• **To do**
Find every line in the records below that holds the word "teelten", and copy it out.

** Start of Supplied material **

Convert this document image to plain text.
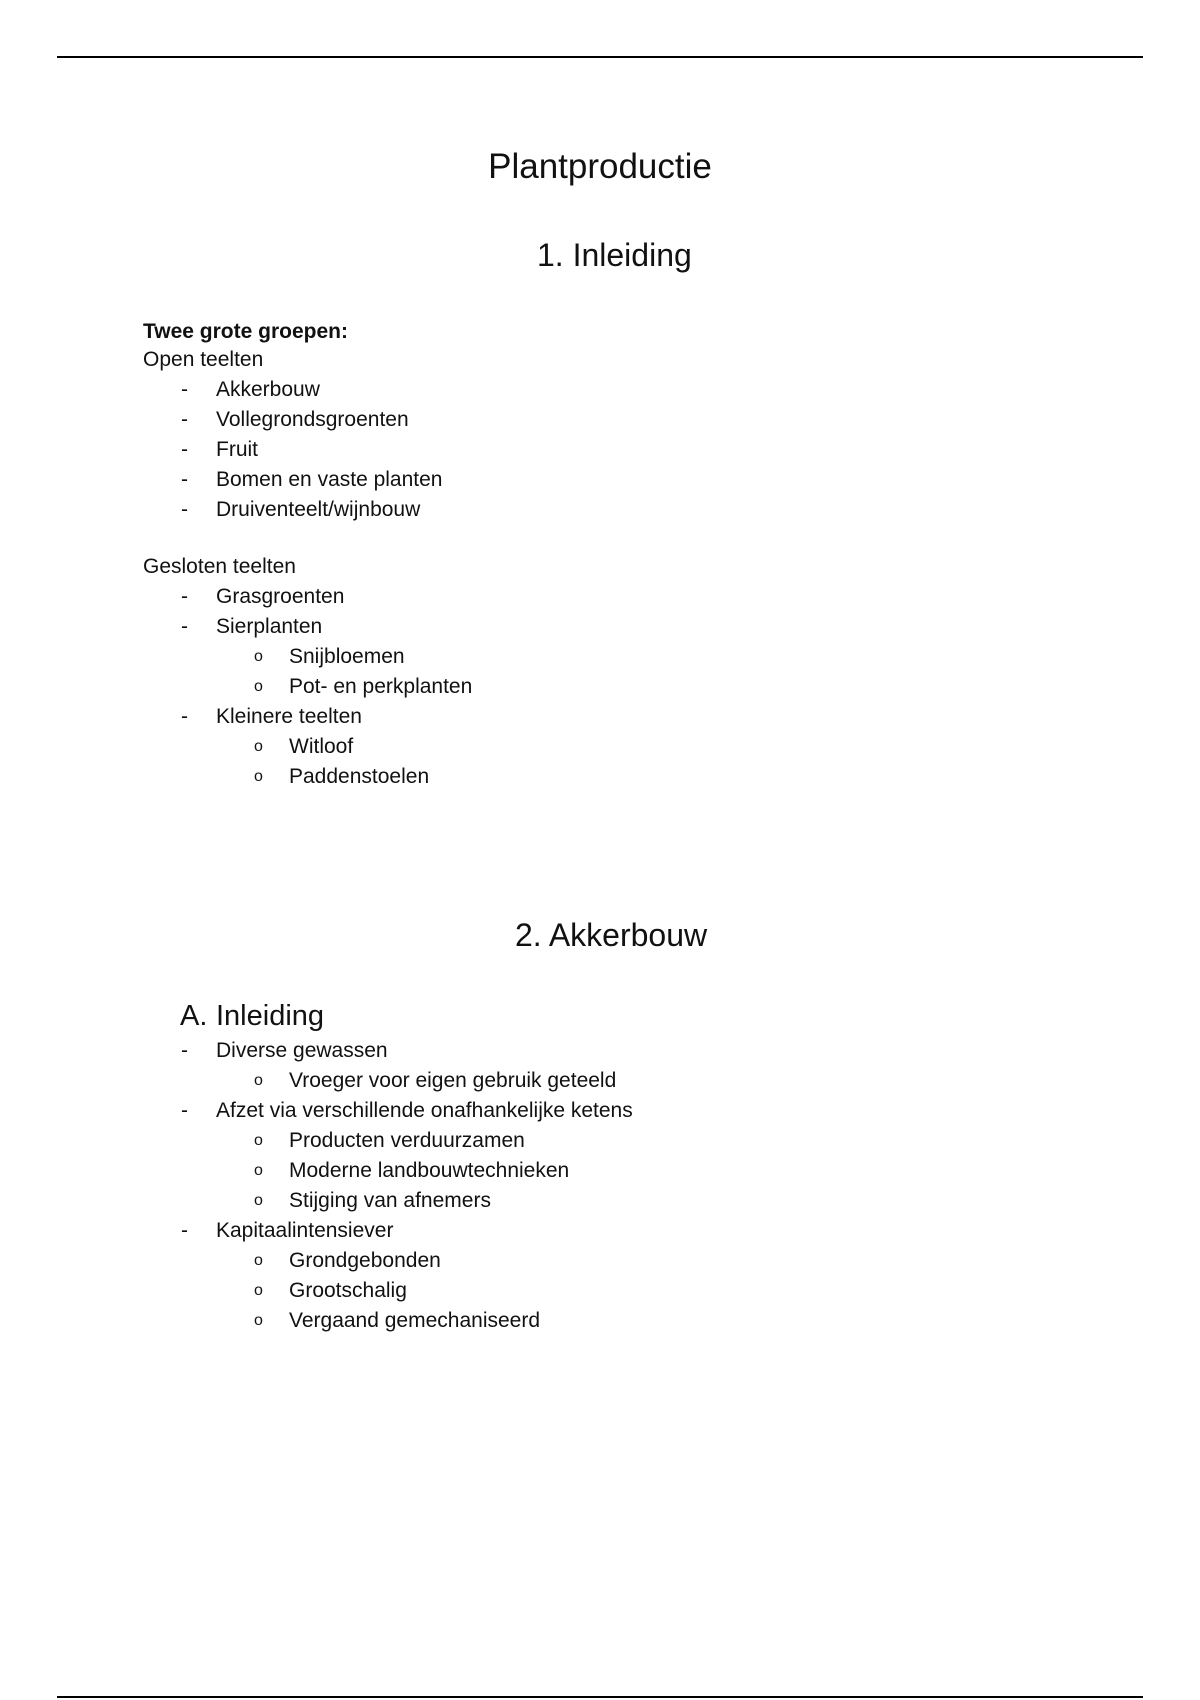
Plantproductie
1. Inleiding
Twee grote groepen:
Open teelten
- Akkerbouw
- Vollegrondsgroenten
- Fruit
- Bomen en vaste planten
- Druiventeelt/wijnbouw
Gesloten teelten
- Grasgroenten
- Sierplanten
o Snijbloemen
o Pot- en perkplanten
- Kleinere teelten
o Witloof
o Paddenstoelen
2. Akkerbouw
A. Inleiding
- Diverse gewassen
o Vroeger voor eigen gebruik geteeld
- Afzet via verschillende onafhankelijke ketens
o Producten verduurzamen
o Moderne landbouwtechnieken
o Stijging van afnemers
- Kapitaalintensiever
o Grondgebonden
o Grootschalig
o Vergaand gemechaniseerd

** End of Supplied material **

• **Answer for the task**
Open teelten
Gesloten teelten
- Kleinere teelten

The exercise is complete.